TASK TO COMPLETE
Each line of the data that includes the string "Spoil" is to be copied out.

Excerpts from a figure dataset
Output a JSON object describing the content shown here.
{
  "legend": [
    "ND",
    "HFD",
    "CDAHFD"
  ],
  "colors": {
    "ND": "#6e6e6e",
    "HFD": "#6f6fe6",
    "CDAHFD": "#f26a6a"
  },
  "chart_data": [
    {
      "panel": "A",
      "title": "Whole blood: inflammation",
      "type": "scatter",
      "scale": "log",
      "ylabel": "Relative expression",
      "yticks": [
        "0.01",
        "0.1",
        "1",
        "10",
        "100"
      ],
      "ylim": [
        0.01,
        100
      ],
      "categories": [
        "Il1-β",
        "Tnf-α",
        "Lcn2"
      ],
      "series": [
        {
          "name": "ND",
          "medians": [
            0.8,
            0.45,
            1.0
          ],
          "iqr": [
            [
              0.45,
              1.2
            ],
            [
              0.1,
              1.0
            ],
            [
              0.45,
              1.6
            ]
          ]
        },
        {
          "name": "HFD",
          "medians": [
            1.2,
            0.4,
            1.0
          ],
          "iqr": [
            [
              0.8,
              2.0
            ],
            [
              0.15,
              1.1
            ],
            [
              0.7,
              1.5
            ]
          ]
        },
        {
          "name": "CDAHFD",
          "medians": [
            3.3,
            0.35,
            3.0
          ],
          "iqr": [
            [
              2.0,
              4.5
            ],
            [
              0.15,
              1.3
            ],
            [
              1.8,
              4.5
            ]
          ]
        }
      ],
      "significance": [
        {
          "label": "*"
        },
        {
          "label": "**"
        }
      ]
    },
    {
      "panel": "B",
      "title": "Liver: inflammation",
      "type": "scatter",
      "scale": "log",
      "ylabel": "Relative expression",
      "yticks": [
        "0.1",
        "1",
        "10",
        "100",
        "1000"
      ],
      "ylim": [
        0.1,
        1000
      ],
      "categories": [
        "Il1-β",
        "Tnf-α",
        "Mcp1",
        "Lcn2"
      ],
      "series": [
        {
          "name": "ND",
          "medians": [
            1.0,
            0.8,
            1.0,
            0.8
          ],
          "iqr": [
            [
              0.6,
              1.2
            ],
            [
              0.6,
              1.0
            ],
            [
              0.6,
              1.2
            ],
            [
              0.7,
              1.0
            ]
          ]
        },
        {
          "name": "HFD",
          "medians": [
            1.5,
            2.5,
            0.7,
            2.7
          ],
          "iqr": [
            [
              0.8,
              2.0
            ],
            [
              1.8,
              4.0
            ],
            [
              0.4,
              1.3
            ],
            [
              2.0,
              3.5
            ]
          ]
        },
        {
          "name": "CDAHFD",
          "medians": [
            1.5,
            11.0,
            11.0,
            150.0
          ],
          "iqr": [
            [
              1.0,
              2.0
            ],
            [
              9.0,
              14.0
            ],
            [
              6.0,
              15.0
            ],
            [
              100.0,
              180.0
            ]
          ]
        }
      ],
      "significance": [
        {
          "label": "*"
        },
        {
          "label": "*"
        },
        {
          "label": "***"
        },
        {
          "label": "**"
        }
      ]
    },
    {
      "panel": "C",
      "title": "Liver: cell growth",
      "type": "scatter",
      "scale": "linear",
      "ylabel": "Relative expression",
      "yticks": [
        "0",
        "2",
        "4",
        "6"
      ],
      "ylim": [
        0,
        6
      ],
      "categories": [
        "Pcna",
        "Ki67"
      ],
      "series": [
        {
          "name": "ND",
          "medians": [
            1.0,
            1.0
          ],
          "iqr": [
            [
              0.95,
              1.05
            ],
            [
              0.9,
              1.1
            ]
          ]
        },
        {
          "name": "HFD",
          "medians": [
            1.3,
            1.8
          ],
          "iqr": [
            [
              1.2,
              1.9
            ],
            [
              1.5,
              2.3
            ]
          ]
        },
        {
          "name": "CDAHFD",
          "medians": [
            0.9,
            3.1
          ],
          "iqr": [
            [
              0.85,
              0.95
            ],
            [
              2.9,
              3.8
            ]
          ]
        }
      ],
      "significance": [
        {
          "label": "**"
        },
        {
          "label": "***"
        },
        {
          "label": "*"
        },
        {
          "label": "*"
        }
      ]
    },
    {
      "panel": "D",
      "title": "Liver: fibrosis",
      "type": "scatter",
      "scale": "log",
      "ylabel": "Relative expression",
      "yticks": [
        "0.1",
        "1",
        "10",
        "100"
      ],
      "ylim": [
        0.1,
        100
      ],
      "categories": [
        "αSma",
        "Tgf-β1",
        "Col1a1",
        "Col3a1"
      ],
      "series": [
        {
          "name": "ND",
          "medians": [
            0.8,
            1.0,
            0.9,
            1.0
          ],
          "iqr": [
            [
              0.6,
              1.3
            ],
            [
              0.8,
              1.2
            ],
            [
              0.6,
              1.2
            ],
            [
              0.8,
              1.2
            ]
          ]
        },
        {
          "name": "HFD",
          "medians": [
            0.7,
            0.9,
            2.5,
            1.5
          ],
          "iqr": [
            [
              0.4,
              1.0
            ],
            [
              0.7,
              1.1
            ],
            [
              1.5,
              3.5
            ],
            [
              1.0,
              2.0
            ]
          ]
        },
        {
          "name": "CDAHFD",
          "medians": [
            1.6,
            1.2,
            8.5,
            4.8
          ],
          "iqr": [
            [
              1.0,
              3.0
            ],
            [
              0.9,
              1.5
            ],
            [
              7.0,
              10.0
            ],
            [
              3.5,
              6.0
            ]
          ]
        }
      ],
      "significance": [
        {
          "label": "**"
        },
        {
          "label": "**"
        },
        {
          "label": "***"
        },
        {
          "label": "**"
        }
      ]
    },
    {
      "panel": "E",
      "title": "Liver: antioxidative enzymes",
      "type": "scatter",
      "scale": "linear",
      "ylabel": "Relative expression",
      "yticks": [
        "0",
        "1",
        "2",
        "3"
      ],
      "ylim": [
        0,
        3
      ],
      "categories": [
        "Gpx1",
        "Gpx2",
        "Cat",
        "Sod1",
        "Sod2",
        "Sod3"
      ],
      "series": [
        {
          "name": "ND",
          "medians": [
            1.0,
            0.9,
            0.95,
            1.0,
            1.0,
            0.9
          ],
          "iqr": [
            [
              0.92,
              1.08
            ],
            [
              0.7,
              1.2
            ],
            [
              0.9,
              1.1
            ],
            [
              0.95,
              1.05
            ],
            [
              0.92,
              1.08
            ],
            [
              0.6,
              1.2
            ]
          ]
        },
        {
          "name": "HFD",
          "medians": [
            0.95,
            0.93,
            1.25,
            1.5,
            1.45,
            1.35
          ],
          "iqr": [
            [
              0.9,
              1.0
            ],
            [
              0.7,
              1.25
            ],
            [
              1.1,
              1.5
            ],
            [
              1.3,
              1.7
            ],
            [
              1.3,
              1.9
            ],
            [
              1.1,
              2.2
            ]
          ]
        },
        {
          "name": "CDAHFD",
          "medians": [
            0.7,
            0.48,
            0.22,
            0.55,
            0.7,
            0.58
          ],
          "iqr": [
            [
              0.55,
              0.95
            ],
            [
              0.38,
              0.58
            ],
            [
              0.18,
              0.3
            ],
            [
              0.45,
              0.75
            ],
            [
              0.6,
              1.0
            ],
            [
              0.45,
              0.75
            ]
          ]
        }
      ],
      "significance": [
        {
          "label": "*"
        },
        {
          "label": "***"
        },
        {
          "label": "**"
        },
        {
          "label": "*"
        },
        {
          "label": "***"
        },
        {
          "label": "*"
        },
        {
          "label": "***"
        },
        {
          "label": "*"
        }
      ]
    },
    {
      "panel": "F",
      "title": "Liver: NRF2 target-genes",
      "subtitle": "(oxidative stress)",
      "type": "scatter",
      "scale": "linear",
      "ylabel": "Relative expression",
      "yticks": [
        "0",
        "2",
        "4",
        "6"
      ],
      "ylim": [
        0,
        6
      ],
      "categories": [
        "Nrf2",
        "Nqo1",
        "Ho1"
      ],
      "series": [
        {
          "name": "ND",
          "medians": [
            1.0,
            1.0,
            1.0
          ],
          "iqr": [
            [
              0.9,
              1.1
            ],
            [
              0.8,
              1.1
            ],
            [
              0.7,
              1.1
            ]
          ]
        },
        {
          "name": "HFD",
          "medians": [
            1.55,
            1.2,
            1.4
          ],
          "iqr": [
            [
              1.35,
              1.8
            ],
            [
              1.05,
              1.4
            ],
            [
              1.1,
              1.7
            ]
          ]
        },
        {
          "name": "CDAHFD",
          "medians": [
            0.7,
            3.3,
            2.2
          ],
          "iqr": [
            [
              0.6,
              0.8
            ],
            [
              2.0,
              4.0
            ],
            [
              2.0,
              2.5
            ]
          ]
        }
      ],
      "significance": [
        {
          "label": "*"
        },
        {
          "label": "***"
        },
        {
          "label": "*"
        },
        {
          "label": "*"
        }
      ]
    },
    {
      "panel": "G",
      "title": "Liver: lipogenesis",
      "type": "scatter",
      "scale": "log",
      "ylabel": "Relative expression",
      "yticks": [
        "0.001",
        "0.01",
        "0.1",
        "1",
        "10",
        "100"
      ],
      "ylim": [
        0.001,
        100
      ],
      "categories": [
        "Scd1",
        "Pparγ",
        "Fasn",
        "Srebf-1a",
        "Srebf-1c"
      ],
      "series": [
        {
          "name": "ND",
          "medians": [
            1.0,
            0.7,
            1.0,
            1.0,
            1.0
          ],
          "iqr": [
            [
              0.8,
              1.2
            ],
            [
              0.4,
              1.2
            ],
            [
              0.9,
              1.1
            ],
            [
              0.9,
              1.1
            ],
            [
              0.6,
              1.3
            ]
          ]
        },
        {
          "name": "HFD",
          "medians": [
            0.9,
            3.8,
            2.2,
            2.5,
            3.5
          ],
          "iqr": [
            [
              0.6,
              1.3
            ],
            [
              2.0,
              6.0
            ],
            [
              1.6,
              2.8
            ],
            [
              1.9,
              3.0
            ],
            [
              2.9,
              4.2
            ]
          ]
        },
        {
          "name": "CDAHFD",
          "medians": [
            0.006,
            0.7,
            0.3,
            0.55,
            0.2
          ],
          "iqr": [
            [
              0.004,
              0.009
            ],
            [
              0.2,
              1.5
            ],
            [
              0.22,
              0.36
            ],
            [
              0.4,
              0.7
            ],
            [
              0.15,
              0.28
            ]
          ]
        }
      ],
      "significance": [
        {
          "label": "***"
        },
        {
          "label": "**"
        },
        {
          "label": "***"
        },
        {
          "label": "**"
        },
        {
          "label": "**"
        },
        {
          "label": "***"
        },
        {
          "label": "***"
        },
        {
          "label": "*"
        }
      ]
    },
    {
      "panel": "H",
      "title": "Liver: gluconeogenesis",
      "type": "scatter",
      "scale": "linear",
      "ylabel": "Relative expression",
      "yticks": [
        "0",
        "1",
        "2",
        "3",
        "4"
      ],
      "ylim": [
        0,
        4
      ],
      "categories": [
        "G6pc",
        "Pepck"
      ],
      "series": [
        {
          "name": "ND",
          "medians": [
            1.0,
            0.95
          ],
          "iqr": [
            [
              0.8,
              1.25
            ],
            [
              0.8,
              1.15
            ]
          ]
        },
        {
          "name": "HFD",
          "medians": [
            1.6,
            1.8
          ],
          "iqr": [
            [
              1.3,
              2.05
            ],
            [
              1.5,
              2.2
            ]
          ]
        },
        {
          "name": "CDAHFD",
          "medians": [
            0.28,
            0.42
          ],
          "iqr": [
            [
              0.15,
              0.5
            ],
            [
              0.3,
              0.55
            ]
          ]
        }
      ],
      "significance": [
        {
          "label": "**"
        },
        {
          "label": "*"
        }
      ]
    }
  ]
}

--

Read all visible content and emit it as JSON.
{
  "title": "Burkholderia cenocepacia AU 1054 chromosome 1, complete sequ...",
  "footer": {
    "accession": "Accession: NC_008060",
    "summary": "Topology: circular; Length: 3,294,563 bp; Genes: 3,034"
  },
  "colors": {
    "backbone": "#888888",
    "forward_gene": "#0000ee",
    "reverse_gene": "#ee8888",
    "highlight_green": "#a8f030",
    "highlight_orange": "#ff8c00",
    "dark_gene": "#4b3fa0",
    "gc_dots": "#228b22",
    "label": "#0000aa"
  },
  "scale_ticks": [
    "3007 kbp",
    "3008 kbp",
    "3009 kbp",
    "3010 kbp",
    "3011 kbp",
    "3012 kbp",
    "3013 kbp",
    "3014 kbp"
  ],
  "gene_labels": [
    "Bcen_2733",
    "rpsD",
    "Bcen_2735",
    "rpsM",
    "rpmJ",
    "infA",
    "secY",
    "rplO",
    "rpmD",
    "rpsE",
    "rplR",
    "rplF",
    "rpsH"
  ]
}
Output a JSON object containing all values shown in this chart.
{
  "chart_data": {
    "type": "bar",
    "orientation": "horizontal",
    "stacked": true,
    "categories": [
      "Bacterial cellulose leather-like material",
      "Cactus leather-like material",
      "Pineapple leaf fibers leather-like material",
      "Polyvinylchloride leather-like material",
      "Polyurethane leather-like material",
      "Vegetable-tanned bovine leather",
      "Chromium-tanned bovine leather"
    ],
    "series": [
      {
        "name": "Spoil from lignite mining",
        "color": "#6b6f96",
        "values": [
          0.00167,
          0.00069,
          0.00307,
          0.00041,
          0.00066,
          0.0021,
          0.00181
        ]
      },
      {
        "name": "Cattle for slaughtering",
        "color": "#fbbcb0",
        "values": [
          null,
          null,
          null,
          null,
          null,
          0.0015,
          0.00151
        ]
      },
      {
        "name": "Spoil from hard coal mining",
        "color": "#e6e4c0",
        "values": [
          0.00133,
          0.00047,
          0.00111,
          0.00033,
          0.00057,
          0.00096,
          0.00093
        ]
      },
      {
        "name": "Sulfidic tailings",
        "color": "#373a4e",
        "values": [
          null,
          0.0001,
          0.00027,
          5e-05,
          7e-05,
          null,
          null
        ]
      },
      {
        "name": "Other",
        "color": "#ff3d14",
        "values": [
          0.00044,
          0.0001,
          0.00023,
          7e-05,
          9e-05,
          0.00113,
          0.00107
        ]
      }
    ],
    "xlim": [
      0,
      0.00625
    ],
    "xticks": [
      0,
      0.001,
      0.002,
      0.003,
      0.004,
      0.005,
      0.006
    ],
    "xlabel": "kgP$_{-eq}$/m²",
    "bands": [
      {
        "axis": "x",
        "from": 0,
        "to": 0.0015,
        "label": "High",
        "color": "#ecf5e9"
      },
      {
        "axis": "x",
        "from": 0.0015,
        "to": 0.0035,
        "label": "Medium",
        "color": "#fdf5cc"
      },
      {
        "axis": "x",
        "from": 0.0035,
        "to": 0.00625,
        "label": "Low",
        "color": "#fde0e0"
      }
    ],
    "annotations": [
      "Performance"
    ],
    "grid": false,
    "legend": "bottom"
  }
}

PROBLEM SOLUTION
        "name": "Spoil from lignite mining",
        "name": "Spoil from hard coal mining",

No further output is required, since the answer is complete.